EXERCISE: From the entries below, copy every line where the string "úroku" appears.

(Collected data entries)
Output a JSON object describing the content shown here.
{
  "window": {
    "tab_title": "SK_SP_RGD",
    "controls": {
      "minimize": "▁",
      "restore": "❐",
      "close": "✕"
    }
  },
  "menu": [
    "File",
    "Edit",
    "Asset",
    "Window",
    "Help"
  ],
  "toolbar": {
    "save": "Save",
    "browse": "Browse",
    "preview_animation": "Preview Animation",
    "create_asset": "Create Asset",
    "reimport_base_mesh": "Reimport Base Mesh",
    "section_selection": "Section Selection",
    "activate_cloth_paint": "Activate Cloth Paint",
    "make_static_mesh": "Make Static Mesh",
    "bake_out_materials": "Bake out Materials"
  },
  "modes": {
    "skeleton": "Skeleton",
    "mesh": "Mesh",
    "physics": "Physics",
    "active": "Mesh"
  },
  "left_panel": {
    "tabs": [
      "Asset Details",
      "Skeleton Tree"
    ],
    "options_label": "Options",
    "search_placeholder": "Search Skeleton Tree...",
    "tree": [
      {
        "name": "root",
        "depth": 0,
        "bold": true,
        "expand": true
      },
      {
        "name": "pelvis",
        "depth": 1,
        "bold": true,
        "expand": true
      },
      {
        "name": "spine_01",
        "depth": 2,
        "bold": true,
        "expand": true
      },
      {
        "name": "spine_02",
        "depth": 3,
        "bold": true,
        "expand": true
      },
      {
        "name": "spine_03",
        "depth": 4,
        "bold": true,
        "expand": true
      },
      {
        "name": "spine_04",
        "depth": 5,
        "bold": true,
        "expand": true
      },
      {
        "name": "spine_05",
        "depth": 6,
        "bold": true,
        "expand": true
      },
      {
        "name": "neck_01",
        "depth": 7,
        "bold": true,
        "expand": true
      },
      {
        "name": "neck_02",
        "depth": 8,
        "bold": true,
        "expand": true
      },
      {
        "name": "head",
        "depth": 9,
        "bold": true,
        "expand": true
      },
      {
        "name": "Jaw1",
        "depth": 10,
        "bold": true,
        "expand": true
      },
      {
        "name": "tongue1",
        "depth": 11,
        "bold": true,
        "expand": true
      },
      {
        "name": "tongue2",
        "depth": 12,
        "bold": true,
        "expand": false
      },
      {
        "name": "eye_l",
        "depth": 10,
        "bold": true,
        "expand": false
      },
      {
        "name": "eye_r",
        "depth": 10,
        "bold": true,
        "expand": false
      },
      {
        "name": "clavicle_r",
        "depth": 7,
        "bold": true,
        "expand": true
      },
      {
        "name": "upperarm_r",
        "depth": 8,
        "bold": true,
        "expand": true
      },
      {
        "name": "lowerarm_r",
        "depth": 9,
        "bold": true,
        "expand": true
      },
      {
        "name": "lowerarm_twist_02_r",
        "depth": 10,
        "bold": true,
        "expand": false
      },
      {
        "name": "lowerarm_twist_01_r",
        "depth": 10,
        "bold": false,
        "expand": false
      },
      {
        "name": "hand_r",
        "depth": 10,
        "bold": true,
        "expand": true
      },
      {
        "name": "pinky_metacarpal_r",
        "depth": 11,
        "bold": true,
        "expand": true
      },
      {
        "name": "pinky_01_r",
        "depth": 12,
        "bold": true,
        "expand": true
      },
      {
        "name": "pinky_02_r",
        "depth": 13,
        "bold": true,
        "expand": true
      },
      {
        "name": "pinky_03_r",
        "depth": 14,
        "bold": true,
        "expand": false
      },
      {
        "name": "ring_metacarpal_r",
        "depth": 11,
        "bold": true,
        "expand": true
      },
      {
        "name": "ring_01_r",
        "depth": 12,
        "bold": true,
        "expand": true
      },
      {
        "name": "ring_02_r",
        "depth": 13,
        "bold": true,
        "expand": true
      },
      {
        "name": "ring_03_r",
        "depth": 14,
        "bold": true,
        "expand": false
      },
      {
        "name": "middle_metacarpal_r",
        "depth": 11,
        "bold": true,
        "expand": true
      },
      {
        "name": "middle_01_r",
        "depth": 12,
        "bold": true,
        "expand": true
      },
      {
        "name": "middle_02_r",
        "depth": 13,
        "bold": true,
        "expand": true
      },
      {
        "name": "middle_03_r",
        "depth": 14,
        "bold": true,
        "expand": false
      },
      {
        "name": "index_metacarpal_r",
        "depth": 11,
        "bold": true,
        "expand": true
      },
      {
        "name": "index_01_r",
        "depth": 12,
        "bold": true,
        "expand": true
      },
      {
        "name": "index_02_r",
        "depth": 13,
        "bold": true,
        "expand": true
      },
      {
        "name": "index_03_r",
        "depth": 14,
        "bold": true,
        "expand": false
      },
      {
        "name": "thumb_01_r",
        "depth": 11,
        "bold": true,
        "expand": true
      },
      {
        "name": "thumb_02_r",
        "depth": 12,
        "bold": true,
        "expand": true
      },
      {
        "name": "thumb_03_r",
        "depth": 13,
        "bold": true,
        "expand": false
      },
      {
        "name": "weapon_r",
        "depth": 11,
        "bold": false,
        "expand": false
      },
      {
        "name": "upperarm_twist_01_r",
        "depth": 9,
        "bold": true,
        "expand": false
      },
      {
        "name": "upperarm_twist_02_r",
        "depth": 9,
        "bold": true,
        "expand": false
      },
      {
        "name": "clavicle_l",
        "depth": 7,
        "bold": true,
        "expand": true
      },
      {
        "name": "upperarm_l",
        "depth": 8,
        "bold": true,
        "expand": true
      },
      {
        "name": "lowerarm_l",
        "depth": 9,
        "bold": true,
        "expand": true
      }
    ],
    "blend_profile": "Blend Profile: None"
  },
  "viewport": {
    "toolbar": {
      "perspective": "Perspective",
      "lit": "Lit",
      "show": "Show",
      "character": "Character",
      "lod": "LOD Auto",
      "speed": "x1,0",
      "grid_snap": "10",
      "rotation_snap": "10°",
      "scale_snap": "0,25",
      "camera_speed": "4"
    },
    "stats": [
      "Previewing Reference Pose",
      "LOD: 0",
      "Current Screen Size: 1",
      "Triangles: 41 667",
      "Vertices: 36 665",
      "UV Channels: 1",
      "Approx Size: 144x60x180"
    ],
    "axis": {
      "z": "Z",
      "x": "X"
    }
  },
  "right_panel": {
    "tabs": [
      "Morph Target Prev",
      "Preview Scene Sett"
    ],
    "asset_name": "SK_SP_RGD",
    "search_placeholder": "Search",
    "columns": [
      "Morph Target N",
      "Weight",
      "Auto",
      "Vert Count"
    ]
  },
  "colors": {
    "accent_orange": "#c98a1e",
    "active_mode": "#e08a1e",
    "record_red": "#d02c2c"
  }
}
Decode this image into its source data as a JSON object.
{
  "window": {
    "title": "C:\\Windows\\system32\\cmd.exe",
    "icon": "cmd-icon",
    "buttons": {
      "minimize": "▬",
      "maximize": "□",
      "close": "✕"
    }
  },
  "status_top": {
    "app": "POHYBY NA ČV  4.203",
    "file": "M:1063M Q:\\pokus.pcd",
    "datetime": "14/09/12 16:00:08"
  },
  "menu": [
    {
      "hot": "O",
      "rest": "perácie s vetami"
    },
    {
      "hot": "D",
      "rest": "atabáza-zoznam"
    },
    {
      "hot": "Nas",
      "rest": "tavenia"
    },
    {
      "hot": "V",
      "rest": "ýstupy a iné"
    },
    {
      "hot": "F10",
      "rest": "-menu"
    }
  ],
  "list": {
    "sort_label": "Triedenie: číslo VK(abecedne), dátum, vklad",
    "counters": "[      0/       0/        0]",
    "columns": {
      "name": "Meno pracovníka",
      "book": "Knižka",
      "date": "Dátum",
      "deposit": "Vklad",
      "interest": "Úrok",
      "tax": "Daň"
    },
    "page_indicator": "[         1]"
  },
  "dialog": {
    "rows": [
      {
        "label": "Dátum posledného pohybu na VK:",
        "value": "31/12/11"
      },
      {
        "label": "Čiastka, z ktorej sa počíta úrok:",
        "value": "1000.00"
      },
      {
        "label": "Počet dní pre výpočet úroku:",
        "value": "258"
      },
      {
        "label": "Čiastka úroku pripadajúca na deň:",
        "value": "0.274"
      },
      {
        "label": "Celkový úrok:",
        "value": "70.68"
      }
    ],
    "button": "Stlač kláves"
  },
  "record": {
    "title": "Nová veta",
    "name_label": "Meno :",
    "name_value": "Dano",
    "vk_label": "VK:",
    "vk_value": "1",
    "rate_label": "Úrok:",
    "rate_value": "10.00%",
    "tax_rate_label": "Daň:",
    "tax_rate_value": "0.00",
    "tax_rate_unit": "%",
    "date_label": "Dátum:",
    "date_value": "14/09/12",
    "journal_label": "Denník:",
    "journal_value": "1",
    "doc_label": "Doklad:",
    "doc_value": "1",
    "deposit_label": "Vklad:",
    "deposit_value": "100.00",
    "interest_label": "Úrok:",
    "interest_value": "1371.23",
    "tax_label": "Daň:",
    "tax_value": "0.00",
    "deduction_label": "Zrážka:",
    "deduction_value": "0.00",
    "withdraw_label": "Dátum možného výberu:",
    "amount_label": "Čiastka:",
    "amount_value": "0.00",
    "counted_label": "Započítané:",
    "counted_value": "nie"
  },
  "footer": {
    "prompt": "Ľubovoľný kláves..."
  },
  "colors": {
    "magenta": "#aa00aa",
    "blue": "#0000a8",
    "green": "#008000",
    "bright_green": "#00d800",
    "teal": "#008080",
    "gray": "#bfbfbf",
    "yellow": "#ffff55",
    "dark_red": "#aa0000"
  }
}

ANSWER TO THE PROBLEM:
        "label": "Počet dní pre výpočet úroku:",
        "label": "Čiastka úroku pripadajúca na deň:",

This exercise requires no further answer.